Task objective:
Each entry must appear again exactly as it does in the source.

(Stored items)
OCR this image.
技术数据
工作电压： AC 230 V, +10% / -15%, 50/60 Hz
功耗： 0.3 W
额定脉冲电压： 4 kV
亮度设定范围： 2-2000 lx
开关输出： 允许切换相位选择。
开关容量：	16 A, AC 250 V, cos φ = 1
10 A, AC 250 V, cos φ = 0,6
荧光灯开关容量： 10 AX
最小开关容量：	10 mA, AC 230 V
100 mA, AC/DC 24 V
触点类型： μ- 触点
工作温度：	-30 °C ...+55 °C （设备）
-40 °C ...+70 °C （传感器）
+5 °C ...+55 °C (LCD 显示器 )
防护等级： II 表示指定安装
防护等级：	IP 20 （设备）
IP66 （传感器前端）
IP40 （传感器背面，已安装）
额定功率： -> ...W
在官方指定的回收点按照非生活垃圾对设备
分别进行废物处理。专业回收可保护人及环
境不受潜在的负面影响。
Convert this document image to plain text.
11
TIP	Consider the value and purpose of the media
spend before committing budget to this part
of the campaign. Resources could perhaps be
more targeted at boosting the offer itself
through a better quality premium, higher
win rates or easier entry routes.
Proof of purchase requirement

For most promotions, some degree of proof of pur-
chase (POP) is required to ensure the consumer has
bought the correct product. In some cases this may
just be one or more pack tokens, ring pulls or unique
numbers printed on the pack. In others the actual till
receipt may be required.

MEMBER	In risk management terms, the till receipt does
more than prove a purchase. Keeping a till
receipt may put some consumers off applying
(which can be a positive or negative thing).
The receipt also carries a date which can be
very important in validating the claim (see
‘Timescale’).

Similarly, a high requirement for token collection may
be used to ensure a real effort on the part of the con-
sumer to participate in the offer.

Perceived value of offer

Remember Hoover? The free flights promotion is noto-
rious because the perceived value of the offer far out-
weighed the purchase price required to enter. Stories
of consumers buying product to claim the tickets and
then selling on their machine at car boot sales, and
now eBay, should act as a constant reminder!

Full solution:
OCR this image.
技术数据
工作电压： AC 230 V, +10% / -15%, 50/60 Hz
功耗： 0.3 W
额定脉冲电压： 4 kV
亮度设定范围： 2-2000 lx
开关输出： 允许切换相位选择。
开关容量：	16 A, AC 250 V, cos φ = 1
10 A, AC 250 V, cos φ = 0,6
荧光灯开关容量： 10 AX
最小开关容量：	10 mA, AC 230 V
100 mA, AC/DC 24 V
触点类型： μ- 触点
工作温度：	-30 °C ...+55 °C （设备）
-40 °C ...+70 °C （传感器）
+5 °C ...+55 °C (LCD 显示器 )
防护等级： II 表示指定安装
防护等级：	IP 20 （设备）
IP66 （传感器前端）
IP40 （传感器背面，已安装）
额定功率： -> ...W
在官方指定的回收点按照非生活垃圾对设备
分别进行废物处理。专业回收可保护人及环
境不受潜在的负面影响。
Convert this document image to plain text.
11
TIP	Consider the value and purpose of the media
spend before committing budget to this part
of the campaign. Resources could perhaps be
more targeted at boosting the offer itself
through a better quality premium, higher
win rates or easier entry routes.
Proof of purchase requirement

For most promotions, some degree of proof of pur-
chase (POP) is required to ensure the consumer has
bought the correct product. In some cases this may
just be one or more pack tokens, ring pulls or unique
numbers printed on the pack. In others the actual till
receipt may be required.

MEMBER	In risk management terms, the till receipt does
more than prove a purchase. Keeping a till
receipt may put some consumers off applying
(which can be a positive or negative thing).
The receipt also carries a date which can be
very important in validating the claim (see
‘Timescale’).

Similarly, a high requirement for token collection may
be used to ensure a real effort on the part of the con-
sumer to participate in the offer.

Perceived value of offer

Remember Hoover? The free flights promotion is noto-
rious because the perceived value of the offer far out-
weighed the purchase price required to enter. Stories
of consumers buying product to claim the tickets and
then selling on their machine at car boot sales, and
now eBay, should act as a constant reminder!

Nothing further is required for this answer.